• **EXERCISE DATA**
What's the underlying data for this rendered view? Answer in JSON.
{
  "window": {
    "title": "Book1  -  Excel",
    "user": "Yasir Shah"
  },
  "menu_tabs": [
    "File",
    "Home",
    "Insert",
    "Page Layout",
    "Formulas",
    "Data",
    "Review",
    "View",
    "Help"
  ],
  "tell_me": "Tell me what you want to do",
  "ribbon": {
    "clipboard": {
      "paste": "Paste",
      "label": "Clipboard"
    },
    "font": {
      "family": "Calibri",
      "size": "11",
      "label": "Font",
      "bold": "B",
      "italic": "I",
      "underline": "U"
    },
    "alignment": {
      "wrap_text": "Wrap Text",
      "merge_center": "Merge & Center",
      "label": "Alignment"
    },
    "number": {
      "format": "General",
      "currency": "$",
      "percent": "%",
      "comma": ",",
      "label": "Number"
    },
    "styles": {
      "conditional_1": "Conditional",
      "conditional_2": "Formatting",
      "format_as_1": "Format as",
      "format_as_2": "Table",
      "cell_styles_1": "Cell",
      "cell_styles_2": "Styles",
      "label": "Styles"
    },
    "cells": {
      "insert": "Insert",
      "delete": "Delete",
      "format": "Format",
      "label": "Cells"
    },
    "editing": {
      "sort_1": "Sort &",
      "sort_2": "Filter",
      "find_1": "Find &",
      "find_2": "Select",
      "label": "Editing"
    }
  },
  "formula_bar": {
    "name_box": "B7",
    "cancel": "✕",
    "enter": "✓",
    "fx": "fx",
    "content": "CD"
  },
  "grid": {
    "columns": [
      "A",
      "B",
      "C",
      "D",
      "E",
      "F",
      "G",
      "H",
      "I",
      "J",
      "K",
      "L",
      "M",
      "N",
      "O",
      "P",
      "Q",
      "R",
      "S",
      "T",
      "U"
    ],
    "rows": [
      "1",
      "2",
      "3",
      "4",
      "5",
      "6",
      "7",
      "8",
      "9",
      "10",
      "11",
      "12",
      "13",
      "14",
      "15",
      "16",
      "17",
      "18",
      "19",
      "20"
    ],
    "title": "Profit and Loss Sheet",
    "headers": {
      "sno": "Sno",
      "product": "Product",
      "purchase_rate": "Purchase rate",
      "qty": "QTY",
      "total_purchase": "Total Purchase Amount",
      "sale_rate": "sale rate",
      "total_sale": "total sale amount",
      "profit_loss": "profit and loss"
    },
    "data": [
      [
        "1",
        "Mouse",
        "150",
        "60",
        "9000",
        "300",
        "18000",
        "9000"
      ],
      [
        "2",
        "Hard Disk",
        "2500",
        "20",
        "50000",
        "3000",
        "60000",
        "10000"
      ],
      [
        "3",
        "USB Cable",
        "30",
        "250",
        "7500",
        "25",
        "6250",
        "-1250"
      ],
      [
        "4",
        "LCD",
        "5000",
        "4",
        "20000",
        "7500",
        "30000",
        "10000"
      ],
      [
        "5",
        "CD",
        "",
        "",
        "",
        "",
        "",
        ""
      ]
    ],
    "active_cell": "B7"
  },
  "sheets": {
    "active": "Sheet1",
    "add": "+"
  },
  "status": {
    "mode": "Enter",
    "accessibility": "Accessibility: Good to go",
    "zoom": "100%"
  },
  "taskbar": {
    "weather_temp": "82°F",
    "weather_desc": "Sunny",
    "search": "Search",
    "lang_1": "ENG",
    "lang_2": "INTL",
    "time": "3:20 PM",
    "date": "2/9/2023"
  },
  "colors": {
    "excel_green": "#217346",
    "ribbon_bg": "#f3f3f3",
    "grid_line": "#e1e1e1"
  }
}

• **WRITTEN EXERCISE**
Write out the material exactly as given.

• **WRITTEN SOLUTION**
What's the underlying data for this rendered view? Answer in JSON.
{
  "window": {
    "title": "Book1  -  Excel",
    "user": "Yasir Shah"
  },
  "menu_tabs": [
    "File",
    "Home",
    "Insert",
    "Page Layout",
    "Formulas",
    "Data",
    "Review",
    "View",
    "Help"
  ],
  "tell_me": "Tell me what you want to do",
  "ribbon": {
    "clipboard": {
      "paste": "Paste",
      "label": "Clipboard"
    },
    "font": {
      "family": "Calibri",
      "size": "11",
      "label": "Font",
      "bold": "B",
      "italic": "I",
      "underline": "U"
    },
    "alignment": {
      "wrap_text": "Wrap Text",
      "merge_center": "Merge & Center",
      "label": "Alignment"
    },
    "number": {
      "format": "General",
      "currency": "$",
      "percent": "%",
      "comma": ",",
      "label": "Number"
    },
    "styles": {
      "conditional_1": "Conditional",
      "conditional_2": "Formatting",
      "format_as_1": "Format as",
      "format_as_2": "Table",
      "cell_styles_1": "Cell",
      "cell_styles_2": "Styles",
      "label": "Styles"
    },
    "cells": {
      "insert": "Insert",
      "delete": "Delete",
      "format": "Format",
      "label": "Cells"
    },
    "editing": {
      "sort_1": "Sort &",
      "sort_2": "Filter",
      "find_1": "Find &",
      "find_2": "Select",
      "label": "Editing"
    }
  },
  "formula_bar": {
    "name_box": "B7",
    "cancel": "✕",
    "enter": "✓",
    "fx": "fx",
    "content": "CD"
  },
  "grid": {
    "columns": [
      "A",
      "B",
      "C",
      "D",
      "E",
      "F",
      "G",
      "H",
      "I",
      "J",
      "K",
      "L",
      "M",
      "N",
      "O",
      "P",
      "Q",
      "R",
      "S",
      "T",
      "U"
    ],
    "rows": [
      "1",
      "2",
      "3",
      "4",
      "5",
      "6",
      "7",
      "8",
      "9",
      "10",
      "11",
      "12",
      "13",
      "14",
      "15",
      "16",
      "17",
      "18",
      "19",
      "20"
    ],
    "title": "Profit and Loss Sheet",
    "headers": {
      "sno": "Sno",
      "product": "Product",
      "purchase_rate": "Purchase rate",
      "qty": "QTY",
      "total_purchase": "Total Purchase Amount",
      "sale_rate": "sale rate",
      "total_sale": "total sale amount",
      "profit_loss": "profit and loss"
    },
    "data": [
      [
        "1",
        "Mouse",
        "150",
        "60",
        "9000",
        "300",
        "18000",
        "9000"
      ],
      [
        "2",
        "Hard Disk",
        "2500",
        "20",
        "50000",
        "3000",
        "60000",
        "10000"
      ],
      [
        "3",
        "USB Cable",
        "30",
        "250",
        "7500",
        "25",
        "6250",
        "-1250"
      ],
      [
        "4",
        "LCD",
        "5000",
        "4",
        "20000",
        "7500",
        "30000",
        "10000"
      ],
      [
        "5",
        "CD",
        "",
        "",
        "",
        "",
        "",
        ""
      ]
    ],
    "active_cell": "B7"
  },
  "sheets": {
    "active": "Sheet1",
    "add": "+"
  },
  "status": {
    "mode": "Enter",
    "accessibility": "Accessibility: Good to go",
    "zoom": "100%"
  },
  "taskbar": {
    "weather_temp": "82°F",
    "weather_desc": "Sunny",
    "search": "Search",
    "lang_1": "ENG",
    "lang_2": "INTL",
    "time": "3:20 PM",
    "date": "2/9/2023"
  },
  "colors": {
    "excel_green": "#217346",
    "ribbon_bg": "#f3f3f3",
    "grid_line": "#e1e1e1"
  }
}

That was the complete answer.